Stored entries
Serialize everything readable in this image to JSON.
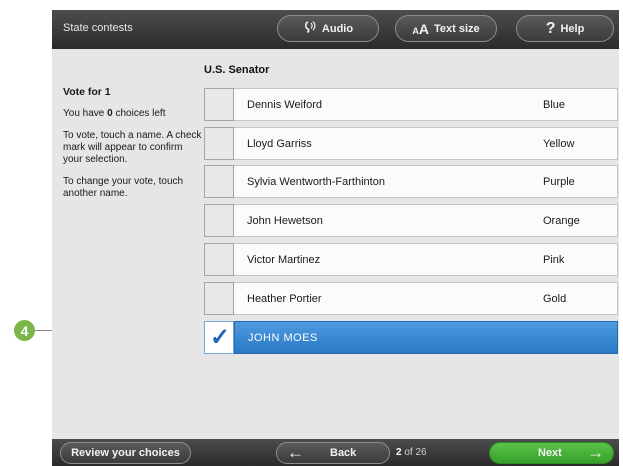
{
  "header": {
    "title": "State contests",
    "audio_label": "Audio",
    "textsize_prefix": "AA",
    "textsize_label": "Text size",
    "help_label": "Help"
  },
  "instructions": {
    "vote_for": "Vote for 1",
    "choices_prefix": "You have",
    "choices_count": "0",
    "choices_suffix": "choices left",
    "touch_text": "To vote, touch a name. A check mark will appear to confirm your selection.",
    "change_text": "To change your vote, touch another name."
  },
  "contest": {
    "office": "U.S. Senator",
    "candidates": [
      {
        "name": "Dennis Weiford",
        "party": "Blue",
        "selected": false
      },
      {
        "name": "Lloyd Garriss",
        "party": "Yellow",
        "selected": false
      },
      {
        "name": "Sylvia Wentworth-Farthinton",
        "party": "Purple",
        "selected": false
      },
      {
        "name": "John Hewetson",
        "party": "Orange",
        "selected": false
      },
      {
        "name": "Victor Martinez",
        "party": "Pink",
        "selected": false
      },
      {
        "name": "Heather Portier",
        "party": "Gold",
        "selected": false
      },
      {
        "name": "JOHN MOES",
        "party": "",
        "selected": true
      }
    ]
  },
  "footer": {
    "review_label": "Review your choices",
    "back_label": "Back",
    "page_current": "2",
    "page_of": "of 26",
    "next_label": "Next"
  },
  "annotation": {
    "callout_number": "4"
  },
  "colors": {
    "selected_blue": "#2b78c5",
    "next_green": "#4bb23a",
    "callout_green": "#7ab648",
    "bar_dark": "#3a3a3a"
  }
}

• [What is needed]
Leaving the pictures aside, transcribe the entire listing exactly.

• [The answer]
Serialize everything readable in this image to JSON.
{
  "header": {
    "title": "State contests",
    "audio_label": "Audio",
    "textsize_prefix": "AA",
    "textsize_label": "Text size",
    "help_label": "Help"
  },
  "instructions": {
    "vote_for": "Vote for 1",
    "choices_prefix": "You have",
    "choices_count": "0",
    "choices_suffix": "choices left",
    "touch_text": "To vote, touch a name. A check mark will appear to confirm your selection.",
    "change_text": "To change your vote, touch another name."
  },
  "contest": {
    "office": "U.S. Senator",
    "candidates": [
      {
        "name": "Dennis Weiford",
        "party": "Blue",
        "selected": false
      },
      {
        "name": "Lloyd Garriss",
        "party": "Yellow",
        "selected": false
      },
      {
        "name": "Sylvia Wentworth-Farthinton",
        "party": "Purple",
        "selected": false
      },
      {
        "name": "John Hewetson",
        "party": "Orange",
        "selected": false
      },
      {
        "name": "Victor Martinez",
        "party": "Pink",
        "selected": false
      },
      {
        "name": "Heather Portier",
        "party": "Gold",
        "selected": false
      },
      {
        "name": "JOHN MOES",
        "party": "",
        "selected": true
      }
    ]
  },
  "footer": {
    "review_label": "Review your choices",
    "back_label": "Back",
    "page_current": "2",
    "page_of": "of 26",
    "next_label": "Next"
  },
  "annotation": {
    "callout_number": "4"
  },
  "colors": {
    "selected_blue": "#2b78c5",
    "next_green": "#4bb23a",
    "callout_green": "#7ab648",
    "bar_dark": "#3a3a3a"
  }
}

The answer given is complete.